Direction: What follows is a set of records; repeat all of them exactly.

Supplied data:
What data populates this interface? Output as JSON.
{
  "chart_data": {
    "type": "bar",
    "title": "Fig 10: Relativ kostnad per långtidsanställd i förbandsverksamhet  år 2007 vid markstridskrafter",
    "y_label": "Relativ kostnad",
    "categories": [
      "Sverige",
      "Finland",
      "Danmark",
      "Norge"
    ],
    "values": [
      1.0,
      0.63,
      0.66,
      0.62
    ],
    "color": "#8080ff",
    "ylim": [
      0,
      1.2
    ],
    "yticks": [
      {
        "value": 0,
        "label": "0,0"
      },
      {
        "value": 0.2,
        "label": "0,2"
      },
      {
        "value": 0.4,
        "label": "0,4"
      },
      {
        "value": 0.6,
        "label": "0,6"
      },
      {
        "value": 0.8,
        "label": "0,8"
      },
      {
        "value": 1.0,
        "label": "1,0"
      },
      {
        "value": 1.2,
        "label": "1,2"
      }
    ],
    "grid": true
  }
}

Answer for the task:
What data populates this interface? Output as JSON.
{
  "chart_data": {
    "type": "bar",
    "title": "Fig 10: Relativ kostnad per långtidsanställd i förbandsverksamhet  år 2007 vid markstridskrafter",
    "y_label": "Relativ kostnad",
    "categories": [
      "Sverige",
      "Finland",
      "Danmark",
      "Norge"
    ],
    "values": [
      1.0,
      0.63,
      0.66,
      0.62
    ],
    "color": "#8080ff",
    "ylim": [
      0,
      1.2
    ],
    "yticks": [
      {
        "value": 0,
        "label": "0,0"
      },
      {
        "value": 0.2,
        "label": "0,2"
      },
      {
        "value": 0.4,
        "label": "0,4"
      },
      {
        "value": 0.6,
        "label": "0,6"
      },
      {
        "value": 0.8,
        "label": "0,8"
      },
      {
        "value": 1.0,
        "label": "1,0"
      },
      {
        "value": 1.2,
        "label": "1,2"
      }
    ],
    "grid": true
  }
}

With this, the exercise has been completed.